═════ AVAILABLE RECORDS ═════

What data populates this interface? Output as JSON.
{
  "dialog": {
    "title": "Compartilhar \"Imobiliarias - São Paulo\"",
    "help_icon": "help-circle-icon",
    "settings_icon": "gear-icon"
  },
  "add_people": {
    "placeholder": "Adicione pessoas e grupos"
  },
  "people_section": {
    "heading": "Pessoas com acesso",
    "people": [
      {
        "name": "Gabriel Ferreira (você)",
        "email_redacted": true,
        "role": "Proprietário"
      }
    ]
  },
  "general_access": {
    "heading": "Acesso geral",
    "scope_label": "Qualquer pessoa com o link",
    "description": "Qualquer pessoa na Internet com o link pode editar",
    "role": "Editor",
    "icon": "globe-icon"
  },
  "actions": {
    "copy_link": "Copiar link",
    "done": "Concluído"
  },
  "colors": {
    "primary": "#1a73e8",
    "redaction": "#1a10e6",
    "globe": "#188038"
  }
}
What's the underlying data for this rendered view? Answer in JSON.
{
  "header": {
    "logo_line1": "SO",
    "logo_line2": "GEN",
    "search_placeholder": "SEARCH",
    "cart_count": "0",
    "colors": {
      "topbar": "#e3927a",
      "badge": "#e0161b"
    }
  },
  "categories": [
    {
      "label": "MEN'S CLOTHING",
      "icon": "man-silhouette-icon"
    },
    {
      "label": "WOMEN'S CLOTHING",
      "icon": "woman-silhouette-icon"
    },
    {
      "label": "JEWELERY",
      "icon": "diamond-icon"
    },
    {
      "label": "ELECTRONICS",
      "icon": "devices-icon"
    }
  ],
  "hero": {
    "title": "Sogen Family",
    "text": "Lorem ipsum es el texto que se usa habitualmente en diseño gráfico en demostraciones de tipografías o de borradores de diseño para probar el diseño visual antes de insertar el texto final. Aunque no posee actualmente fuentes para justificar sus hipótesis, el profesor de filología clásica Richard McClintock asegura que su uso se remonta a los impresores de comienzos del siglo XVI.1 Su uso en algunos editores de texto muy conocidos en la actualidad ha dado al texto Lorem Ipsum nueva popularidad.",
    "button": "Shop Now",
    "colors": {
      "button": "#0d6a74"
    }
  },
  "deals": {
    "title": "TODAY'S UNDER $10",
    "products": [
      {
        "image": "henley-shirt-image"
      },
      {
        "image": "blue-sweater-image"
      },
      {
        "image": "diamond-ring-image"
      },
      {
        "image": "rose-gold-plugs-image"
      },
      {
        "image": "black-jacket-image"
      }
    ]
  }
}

═════

- _WHAT YOU NEED TO DO_
Write out exactly the lines from the line holding "What's the underlying" through the last line of the data, and nothing besides those lines.

- _OUTPUT OF THE TASK_
What's the underlying data for this rendered view? Answer in JSON.
{
  "header": {
    "logo_line1": "SO",
    "logo_line2": "GEN",
    "search_placeholder": "SEARCH",
    "cart_count": "0",
    "colors": {
      "topbar": "#e3927a",
      "badge": "#e0161b"
    }
  },
  "categories": [
    {
      "label": "MEN'S CLOTHING",
      "icon": "man-silhouette-icon"
    },
    {
      "label": "WOMEN'S CLOTHING",
      "icon": "woman-silhouette-icon"
    },
    {
      "label": "JEWELERY",
      "icon": "diamond-icon"
    },
    {
      "label": "ELECTRONICS",
      "icon": "devices-icon"
    }
  ],
  "hero": {
    "title": "Sogen Family",
    "text": "Lorem ipsum es el texto que se usa habitualmente en diseño gráfico en demostraciones de tipografías o de borradores de diseño para probar el diseño visual antes de insertar el texto final. Aunque no posee actualmente fuentes para justificar sus hipótesis, el profesor de filología clásica Richard McClintock asegura que su uso se remonta a los impresores de comienzos del siglo XVI.1 Su uso en algunos editores de texto muy conocidos en la actualidad ha dado al texto Lorem Ipsum nueva popularidad.",
    "button": "Shop Now",
    "colors": {
      "button": "#0d6a74"
    }
  },
  "deals": {
    "title": "TODAY'S UNDER $10",
    "products": [
      {
        "image": "henley-shirt-image"
      },
      {
        "image": "blue-sweater-image"
      },
      {
        "image": "diamond-ring-image"
      },
      {
        "image": "rose-gold-plugs-image"
      },
      {
        "image": "black-jacket-image"
      }
    ]
  }
}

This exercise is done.